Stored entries
>> start
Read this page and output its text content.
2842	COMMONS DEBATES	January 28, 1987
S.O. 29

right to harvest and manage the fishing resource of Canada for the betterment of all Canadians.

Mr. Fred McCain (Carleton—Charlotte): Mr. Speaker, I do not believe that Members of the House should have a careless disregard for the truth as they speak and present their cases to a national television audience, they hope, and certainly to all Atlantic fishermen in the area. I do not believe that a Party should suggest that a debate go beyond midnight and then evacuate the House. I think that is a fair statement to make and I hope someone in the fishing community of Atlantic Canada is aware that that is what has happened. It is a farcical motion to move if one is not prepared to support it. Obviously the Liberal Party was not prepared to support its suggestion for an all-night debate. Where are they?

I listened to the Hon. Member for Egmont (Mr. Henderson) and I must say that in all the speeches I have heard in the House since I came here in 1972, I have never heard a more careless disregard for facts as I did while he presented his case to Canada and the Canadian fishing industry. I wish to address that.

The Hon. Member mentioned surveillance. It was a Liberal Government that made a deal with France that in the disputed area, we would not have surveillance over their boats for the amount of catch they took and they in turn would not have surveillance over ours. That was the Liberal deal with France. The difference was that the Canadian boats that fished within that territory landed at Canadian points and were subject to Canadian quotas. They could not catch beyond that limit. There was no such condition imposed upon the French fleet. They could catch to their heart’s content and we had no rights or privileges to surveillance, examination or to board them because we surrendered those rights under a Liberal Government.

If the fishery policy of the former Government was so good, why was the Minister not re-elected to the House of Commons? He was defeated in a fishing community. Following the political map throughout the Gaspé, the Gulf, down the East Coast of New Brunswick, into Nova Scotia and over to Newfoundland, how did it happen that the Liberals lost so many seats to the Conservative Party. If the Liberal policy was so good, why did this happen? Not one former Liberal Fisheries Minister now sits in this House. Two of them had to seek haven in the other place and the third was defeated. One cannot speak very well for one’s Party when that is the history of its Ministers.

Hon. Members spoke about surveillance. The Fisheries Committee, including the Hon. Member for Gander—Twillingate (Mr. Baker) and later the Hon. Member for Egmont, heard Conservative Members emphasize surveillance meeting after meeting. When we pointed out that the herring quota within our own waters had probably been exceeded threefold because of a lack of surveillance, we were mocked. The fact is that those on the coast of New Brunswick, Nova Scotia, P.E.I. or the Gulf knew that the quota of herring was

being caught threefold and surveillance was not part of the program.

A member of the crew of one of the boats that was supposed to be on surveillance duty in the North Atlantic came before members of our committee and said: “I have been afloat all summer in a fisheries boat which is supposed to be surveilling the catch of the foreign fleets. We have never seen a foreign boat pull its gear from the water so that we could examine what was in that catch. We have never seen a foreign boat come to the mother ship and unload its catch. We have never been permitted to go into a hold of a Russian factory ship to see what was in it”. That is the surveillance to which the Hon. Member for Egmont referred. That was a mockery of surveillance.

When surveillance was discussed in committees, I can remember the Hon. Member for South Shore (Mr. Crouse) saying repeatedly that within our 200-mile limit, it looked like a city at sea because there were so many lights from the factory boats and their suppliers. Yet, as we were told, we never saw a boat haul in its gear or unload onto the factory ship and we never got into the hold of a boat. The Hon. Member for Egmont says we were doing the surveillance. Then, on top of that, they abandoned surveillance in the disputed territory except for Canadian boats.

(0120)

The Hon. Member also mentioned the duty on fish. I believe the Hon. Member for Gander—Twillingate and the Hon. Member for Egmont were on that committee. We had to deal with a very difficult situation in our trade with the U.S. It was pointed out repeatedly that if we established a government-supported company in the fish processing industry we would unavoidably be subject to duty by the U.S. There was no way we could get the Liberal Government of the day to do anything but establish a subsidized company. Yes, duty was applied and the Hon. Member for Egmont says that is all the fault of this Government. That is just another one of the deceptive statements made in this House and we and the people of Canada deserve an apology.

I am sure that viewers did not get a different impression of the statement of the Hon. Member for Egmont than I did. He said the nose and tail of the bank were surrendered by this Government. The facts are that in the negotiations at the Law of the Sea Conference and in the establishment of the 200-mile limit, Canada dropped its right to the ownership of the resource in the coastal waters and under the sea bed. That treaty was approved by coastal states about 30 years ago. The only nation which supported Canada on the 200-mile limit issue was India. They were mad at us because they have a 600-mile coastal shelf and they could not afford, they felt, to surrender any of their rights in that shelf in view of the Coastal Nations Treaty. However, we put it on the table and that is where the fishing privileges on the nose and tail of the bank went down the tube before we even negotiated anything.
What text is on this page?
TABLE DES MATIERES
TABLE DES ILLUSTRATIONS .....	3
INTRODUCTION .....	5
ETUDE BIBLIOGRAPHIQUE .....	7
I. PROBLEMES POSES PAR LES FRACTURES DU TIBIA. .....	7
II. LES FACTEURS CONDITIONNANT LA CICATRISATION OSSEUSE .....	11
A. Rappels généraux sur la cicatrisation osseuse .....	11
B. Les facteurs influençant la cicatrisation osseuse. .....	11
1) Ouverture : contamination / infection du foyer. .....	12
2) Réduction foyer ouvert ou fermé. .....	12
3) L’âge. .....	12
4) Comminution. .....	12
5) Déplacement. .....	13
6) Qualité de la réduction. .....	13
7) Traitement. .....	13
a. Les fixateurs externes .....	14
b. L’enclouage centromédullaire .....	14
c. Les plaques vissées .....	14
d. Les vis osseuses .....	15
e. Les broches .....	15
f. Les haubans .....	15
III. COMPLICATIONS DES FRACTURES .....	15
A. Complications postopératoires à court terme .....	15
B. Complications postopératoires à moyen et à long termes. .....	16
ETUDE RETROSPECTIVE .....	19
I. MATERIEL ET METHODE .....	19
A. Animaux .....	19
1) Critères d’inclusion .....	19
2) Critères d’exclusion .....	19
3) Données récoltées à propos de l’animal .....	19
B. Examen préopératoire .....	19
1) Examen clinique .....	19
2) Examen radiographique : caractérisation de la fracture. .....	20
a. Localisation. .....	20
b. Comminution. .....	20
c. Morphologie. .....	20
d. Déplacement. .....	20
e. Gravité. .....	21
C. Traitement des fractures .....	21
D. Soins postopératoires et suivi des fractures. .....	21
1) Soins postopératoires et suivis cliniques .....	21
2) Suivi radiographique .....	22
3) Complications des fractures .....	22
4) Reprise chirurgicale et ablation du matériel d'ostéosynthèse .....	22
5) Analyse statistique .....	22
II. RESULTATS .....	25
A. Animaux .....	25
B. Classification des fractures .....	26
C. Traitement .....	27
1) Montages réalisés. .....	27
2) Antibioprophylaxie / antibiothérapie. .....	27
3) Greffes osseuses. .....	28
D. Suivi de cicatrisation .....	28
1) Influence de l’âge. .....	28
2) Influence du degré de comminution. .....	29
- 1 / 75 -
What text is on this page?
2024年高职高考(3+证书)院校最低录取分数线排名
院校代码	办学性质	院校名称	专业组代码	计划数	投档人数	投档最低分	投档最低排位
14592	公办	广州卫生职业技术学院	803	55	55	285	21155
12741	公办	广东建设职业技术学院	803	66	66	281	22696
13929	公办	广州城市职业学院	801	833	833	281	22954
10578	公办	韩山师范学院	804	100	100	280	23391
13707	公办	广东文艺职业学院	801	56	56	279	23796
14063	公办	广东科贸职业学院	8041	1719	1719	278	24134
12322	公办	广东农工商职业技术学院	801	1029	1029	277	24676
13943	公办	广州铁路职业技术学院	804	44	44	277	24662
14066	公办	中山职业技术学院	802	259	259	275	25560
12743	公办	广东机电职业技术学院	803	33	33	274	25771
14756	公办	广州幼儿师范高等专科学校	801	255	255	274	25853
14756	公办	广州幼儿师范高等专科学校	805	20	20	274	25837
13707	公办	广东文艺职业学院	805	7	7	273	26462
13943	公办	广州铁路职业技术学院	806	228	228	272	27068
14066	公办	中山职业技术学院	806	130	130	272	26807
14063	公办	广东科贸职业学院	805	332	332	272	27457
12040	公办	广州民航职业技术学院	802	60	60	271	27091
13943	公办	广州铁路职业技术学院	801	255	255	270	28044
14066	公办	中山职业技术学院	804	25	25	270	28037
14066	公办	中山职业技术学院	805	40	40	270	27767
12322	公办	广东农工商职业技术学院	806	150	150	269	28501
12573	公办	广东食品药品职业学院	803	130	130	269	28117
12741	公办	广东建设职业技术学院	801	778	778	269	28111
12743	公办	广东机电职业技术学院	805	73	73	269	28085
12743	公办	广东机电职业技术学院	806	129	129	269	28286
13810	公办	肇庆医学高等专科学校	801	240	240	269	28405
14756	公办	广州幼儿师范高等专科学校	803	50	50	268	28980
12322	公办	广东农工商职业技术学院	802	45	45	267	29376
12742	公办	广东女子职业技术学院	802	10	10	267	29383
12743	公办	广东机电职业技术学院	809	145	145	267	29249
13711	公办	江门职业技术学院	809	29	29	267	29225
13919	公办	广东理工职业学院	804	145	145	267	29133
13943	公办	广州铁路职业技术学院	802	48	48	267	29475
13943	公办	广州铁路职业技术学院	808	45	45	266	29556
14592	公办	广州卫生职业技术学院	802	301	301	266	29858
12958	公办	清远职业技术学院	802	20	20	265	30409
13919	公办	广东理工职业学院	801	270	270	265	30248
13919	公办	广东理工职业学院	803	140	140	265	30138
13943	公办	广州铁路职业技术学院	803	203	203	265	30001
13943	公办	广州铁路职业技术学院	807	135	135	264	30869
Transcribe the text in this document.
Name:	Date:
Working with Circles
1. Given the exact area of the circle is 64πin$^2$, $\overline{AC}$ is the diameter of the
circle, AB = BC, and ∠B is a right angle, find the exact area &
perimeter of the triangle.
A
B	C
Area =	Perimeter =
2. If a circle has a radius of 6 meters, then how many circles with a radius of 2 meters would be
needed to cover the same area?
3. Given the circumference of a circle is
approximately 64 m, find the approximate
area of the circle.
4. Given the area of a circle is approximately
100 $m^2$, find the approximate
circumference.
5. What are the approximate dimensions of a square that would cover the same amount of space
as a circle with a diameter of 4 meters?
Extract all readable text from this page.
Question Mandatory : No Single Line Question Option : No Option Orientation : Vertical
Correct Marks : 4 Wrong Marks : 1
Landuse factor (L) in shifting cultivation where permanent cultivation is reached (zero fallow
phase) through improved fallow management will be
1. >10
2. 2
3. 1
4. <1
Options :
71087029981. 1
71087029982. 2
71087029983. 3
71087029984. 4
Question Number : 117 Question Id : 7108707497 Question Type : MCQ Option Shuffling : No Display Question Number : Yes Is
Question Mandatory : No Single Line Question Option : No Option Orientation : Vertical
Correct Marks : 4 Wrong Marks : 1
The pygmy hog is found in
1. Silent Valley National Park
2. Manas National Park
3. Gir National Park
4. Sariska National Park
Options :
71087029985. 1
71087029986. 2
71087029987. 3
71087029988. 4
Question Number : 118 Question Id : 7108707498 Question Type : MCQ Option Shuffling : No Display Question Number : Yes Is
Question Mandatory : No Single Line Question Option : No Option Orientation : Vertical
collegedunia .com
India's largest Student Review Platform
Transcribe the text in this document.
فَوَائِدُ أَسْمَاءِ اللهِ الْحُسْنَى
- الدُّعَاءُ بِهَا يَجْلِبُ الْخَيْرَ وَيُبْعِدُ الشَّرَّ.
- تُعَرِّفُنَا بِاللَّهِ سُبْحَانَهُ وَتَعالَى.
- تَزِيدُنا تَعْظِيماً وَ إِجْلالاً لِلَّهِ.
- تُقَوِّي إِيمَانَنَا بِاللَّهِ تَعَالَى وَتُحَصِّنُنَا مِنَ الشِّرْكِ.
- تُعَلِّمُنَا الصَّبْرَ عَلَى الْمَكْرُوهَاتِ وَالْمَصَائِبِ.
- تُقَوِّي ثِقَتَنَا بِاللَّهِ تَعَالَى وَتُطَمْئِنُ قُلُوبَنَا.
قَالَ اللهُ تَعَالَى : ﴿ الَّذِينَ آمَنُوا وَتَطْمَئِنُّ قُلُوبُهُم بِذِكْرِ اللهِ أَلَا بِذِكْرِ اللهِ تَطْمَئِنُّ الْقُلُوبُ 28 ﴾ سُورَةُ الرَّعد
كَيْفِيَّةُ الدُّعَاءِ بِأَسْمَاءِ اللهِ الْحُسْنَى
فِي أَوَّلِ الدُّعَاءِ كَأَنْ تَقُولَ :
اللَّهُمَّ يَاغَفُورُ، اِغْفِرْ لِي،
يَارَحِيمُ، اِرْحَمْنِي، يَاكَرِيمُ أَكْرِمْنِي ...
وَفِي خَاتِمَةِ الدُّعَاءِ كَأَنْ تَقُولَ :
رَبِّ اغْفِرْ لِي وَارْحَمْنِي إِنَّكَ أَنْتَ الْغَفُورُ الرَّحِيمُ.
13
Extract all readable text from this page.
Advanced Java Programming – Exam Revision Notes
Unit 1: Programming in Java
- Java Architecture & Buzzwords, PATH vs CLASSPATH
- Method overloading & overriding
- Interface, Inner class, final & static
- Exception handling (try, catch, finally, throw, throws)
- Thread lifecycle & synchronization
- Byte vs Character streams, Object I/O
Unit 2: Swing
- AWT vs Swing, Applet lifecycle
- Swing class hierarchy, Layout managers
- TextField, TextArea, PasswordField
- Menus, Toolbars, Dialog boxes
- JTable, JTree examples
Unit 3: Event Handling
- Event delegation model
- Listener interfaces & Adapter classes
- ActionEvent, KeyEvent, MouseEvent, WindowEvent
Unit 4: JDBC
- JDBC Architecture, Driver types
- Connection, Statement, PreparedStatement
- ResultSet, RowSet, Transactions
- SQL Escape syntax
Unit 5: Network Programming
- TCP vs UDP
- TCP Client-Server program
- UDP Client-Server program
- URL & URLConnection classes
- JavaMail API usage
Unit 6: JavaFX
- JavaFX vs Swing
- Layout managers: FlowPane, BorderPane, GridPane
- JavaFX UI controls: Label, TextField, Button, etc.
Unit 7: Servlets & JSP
>> end
WRITTEN TASK:
From the data, pick out every line that includes "Soins".

REPLY:
D. Soins postopératoires et suivi des fractures. .....	21
1) Soins postopératoires et suivis cliniques .....	21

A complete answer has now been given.